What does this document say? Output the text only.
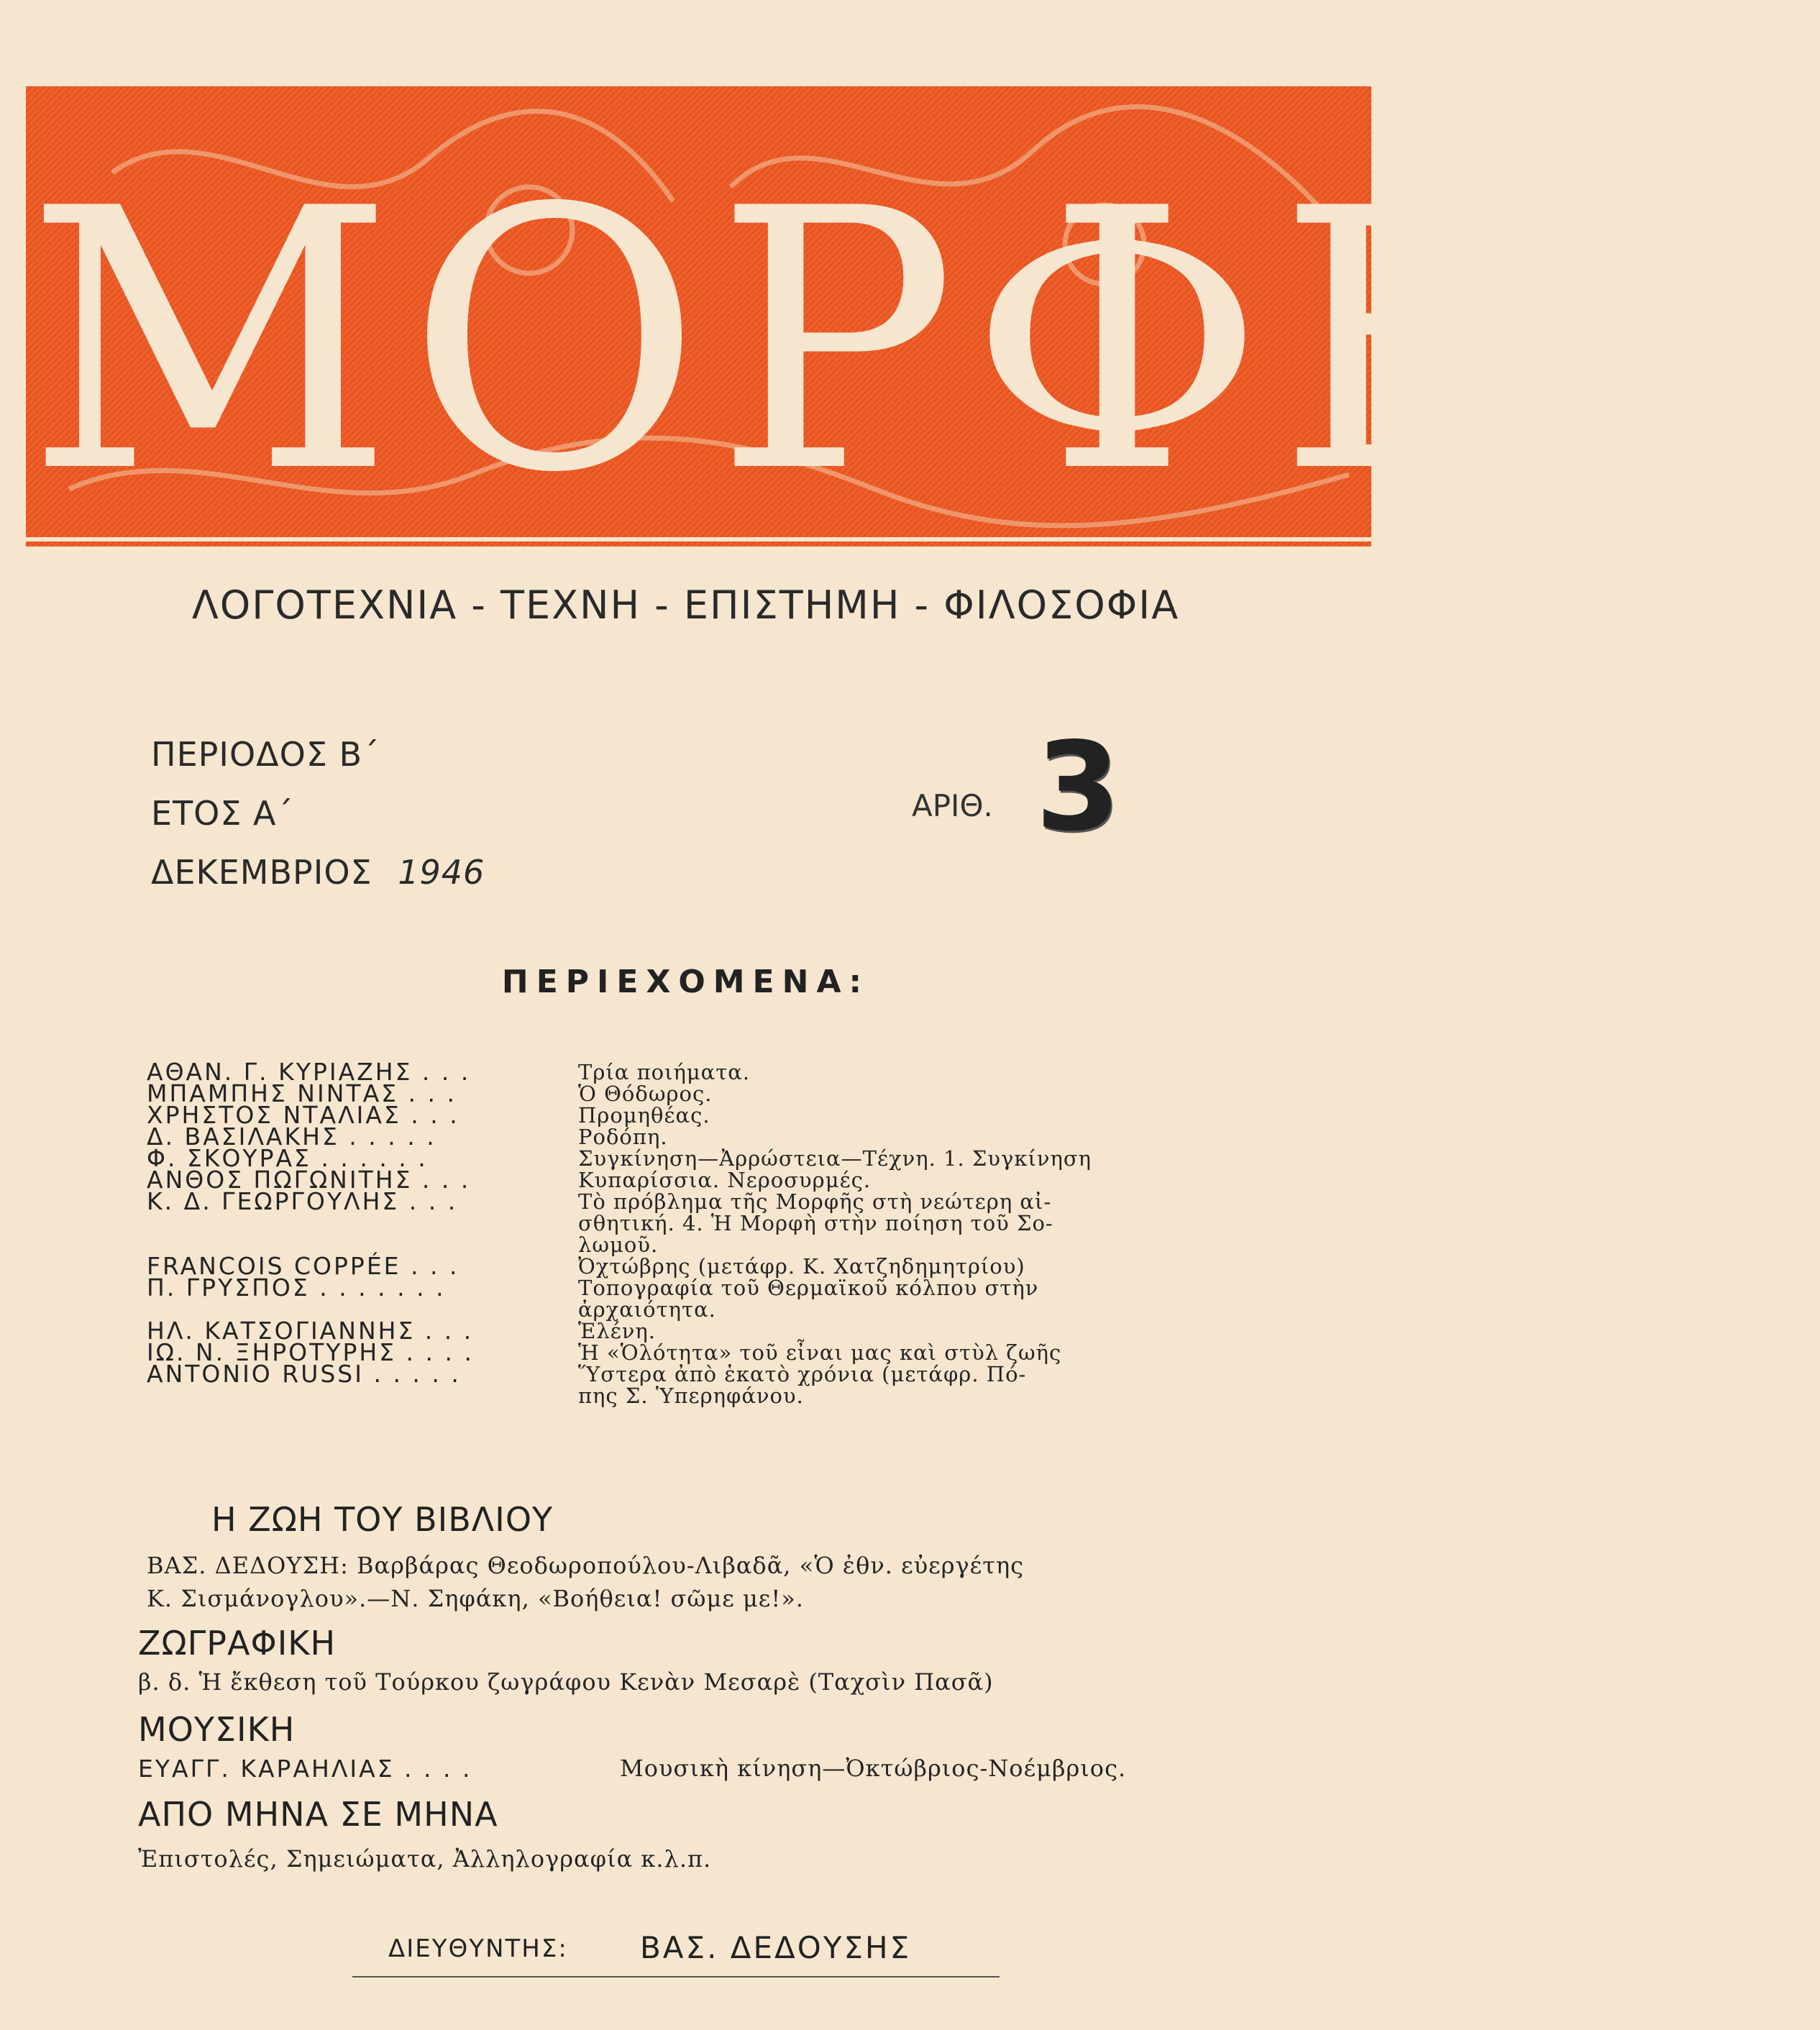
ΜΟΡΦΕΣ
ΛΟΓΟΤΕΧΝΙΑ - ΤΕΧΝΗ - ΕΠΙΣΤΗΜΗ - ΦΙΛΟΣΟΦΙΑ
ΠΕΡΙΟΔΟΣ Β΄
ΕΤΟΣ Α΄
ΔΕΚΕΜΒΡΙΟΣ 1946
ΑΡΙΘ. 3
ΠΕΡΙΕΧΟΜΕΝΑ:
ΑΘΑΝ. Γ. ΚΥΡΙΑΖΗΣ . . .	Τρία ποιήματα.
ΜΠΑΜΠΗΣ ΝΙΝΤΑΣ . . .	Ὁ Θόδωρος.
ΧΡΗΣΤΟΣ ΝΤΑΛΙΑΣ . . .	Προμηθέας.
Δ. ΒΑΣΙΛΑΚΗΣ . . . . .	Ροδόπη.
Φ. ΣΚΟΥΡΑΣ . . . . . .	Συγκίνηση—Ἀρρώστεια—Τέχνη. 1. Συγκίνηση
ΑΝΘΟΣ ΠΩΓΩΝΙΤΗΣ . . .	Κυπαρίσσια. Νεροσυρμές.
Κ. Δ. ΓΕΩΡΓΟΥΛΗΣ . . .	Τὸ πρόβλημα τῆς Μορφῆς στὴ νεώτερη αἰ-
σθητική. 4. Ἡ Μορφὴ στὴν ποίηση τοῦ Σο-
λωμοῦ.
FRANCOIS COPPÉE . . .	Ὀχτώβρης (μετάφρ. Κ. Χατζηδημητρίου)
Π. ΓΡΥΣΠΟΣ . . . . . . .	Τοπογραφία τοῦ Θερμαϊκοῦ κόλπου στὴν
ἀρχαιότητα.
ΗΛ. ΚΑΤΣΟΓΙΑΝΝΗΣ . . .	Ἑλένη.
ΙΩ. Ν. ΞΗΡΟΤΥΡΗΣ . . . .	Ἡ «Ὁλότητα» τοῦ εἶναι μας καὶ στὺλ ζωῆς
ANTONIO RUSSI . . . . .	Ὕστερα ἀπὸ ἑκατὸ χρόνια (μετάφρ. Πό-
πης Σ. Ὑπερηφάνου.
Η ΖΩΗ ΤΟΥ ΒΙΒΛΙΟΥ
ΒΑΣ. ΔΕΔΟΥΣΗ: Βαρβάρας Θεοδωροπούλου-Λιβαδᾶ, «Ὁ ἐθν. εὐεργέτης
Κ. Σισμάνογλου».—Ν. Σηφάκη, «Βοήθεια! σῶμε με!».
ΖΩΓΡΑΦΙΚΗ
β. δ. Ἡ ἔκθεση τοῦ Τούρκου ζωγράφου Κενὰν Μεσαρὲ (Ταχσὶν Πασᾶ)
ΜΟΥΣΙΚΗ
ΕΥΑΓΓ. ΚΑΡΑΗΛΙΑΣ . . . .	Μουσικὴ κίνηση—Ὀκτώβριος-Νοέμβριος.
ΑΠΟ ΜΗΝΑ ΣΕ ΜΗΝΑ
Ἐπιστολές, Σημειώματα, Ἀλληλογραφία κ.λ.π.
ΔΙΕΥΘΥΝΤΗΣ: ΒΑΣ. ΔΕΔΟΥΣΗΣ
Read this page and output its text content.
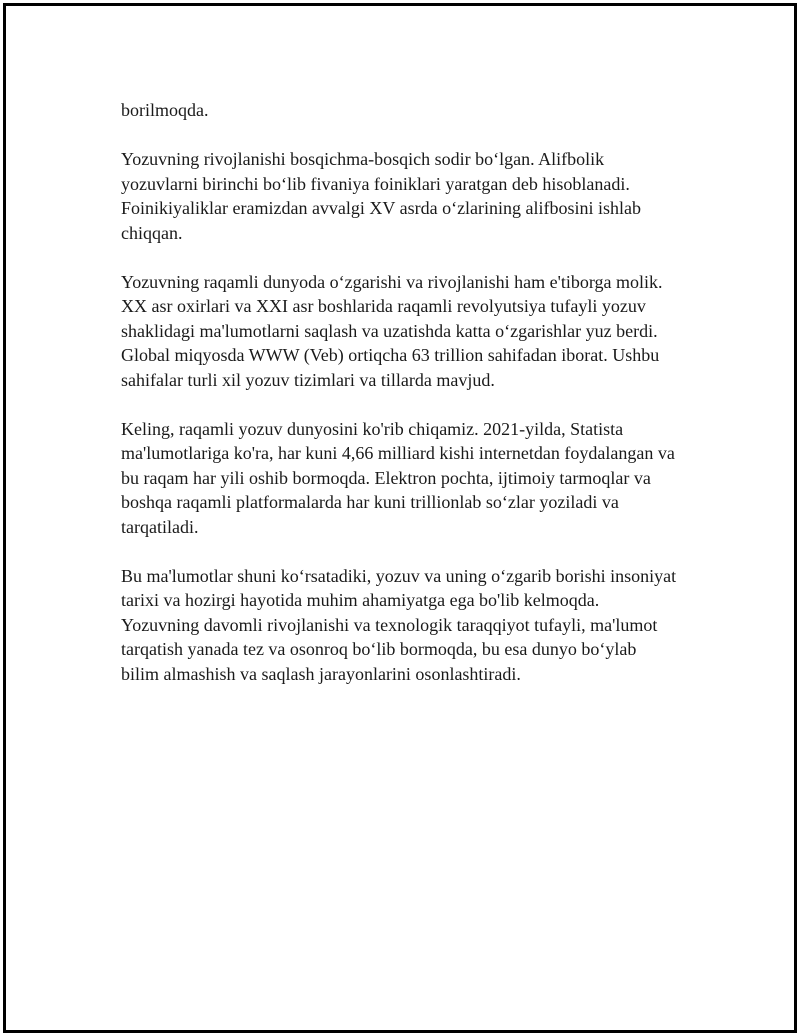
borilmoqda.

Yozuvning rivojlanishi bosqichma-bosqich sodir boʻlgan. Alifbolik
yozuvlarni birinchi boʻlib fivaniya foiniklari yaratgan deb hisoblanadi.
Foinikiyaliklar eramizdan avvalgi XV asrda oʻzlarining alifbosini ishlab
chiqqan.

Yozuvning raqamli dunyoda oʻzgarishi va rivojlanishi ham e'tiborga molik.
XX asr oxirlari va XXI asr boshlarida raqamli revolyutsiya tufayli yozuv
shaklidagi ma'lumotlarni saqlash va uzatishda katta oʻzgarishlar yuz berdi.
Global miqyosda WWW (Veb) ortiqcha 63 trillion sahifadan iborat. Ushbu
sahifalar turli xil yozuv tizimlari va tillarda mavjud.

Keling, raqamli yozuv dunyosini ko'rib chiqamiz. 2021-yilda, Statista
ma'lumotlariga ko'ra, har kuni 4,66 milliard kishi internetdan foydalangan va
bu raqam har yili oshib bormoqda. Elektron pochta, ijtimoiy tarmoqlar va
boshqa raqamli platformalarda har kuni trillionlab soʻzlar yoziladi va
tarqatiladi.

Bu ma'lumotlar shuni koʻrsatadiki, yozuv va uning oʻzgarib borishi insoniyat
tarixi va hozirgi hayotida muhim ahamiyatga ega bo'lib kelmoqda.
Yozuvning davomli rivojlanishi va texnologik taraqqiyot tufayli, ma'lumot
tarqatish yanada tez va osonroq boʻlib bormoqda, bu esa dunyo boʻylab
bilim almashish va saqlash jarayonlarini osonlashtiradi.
************
**Task statement**
Exclude the pictures, and transcribe all of the material exactly.

**Written response**
What does this document say? Output the text only.
ΜΟΡΦΕΣ
ΛΟΓΟΤΕΧΝΙΑ - ΤΕΧΝΗ - ΕΠΙΣΤΗΜΗ - ΦΙΛΟΣΟΦΙΑ
ΠΕΡΙΟΔΟΣ Β΄
ΕΤΟΣ Α΄
ΔΕΚΕΜΒΡΙΟΣ 1946
ΑΡΙΘ. 3
ΠΕΡΙΕΧΟΜΕΝΑ:
ΑΘΑΝ. Γ. ΚΥΡΙΑΖΗΣ . . .	Τρία ποιήματα.
ΜΠΑΜΠΗΣ ΝΙΝΤΑΣ . . .	Ὁ Θόδωρος.
ΧΡΗΣΤΟΣ ΝΤΑΛΙΑΣ . . .	Προμηθέας.
Δ. ΒΑΣΙΛΑΚΗΣ . . . . .	Ροδόπη.
Φ. ΣΚΟΥΡΑΣ . . . . . .	Συγκίνηση—Ἀρρώστεια—Τέχνη. 1. Συγκίνηση
ΑΝΘΟΣ ΠΩΓΩΝΙΤΗΣ . . .	Κυπαρίσσια. Νεροσυρμές.
Κ. Δ. ΓΕΩΡΓΟΥΛΗΣ . . .	Τὸ πρόβλημα τῆς Μορφῆς στὴ νεώτερη αἰ-
σθητική. 4. Ἡ Μορφὴ στὴν ποίηση τοῦ Σο-
λωμοῦ.
FRANCOIS COPPÉE . . .	Ὀχτώβρης (μετάφρ. Κ. Χατζηδημητρίου)
Π. ΓΡΥΣΠΟΣ . . . . . . .	Τοπογραφία τοῦ Θερμαϊκοῦ κόλπου στὴν
ἀρχαιότητα.
ΗΛ. ΚΑΤΣΟΓΙΑΝΝΗΣ . . .	Ἑλένη.
ΙΩ. Ν. ΞΗΡΟΤΥΡΗΣ . . . .	Ἡ «Ὁλότητα» τοῦ εἶναι μας καὶ στὺλ ζωῆς
ANTONIO RUSSI . . . . .	Ὕστερα ἀπὸ ἑκατὸ χρόνια (μετάφρ. Πό-
πης Σ. Ὑπερηφάνου.
Η ΖΩΗ ΤΟΥ ΒΙΒΛΙΟΥ
ΒΑΣ. ΔΕΔΟΥΣΗ: Βαρβάρας Θεοδωροπούλου-Λιβαδᾶ, «Ὁ ἐθν. εὐεργέτης
Κ. Σισμάνογλου».—Ν. Σηφάκη, «Βοήθεια! σῶμε με!».
ΖΩΓΡΑΦΙΚΗ
β. δ. Ἡ ἔκθεση τοῦ Τούρκου ζωγράφου Κενὰν Μεσαρὲ (Ταχσὶν Πασᾶ)
ΜΟΥΣΙΚΗ
ΕΥΑΓΓ. ΚΑΡΑΗΛΙΑΣ . . . .	Μουσικὴ κίνηση—Ὀκτώβριος-Νοέμβριος.
ΑΠΟ ΜΗΝΑ ΣΕ ΜΗΝΑ
Ἐπιστολές, Σημειώματα, Ἀλληλογραφία κ.λ.π.
ΔΙΕΥΘΥΝΤΗΣ: ΒΑΣ. ΔΕΔΟΥΣΗΣ
Read this page and output its text content.
borilmoqda.

Yozuvning rivojlanishi bosqichma-bosqich sodir boʻlgan. Alifbolik
yozuvlarni birinchi boʻlib fivaniya foiniklari yaratgan deb hisoblanadi.
Foinikiyaliklar eramizdan avvalgi XV asrda oʻzlarining alifbosini ishlab
chiqqan.

Yozuvning raqamli dunyoda oʻzgarishi va rivojlanishi ham e'tiborga molik.
XX asr oxirlari va XXI asr boshlarida raqamli revolyutsiya tufayli yozuv
shaklidagi ma'lumotlarni saqlash va uzatishda katta oʻzgarishlar yuz berdi.
Global miqyosda WWW (Veb) ortiqcha 63 trillion sahifadan iborat. Ushbu
sahifalar turli xil yozuv tizimlari va tillarda mavjud.

Keling, raqamli yozuv dunyosini ko'rib chiqamiz. 2021-yilda, Statista
ma'lumotlariga ko'ra, har kuni 4,66 milliard kishi internetdan foydalangan va
bu raqam har yili oshib bormoqda. Elektron pochta, ijtimoiy tarmoqlar va
boshqa raqamli platformalarda har kuni trillionlab soʻzlar yoziladi va
tarqatiladi.

Bu ma'lumotlar shuni koʻrsatadiki, yozuv va uning oʻzgarib borishi insoniyat
tarixi va hozirgi hayotida muhim ahamiyatga ega bo'lib kelmoqda.
Yozuvning davomli rivojlanishi va texnologik taraqqiyot tufayli, ma'lumot
tarqatish yanada tez va osonroq boʻlib bormoqda, bu esa dunyo boʻylab
bilim almashish va saqlash jarayonlarini osonlashtiradi.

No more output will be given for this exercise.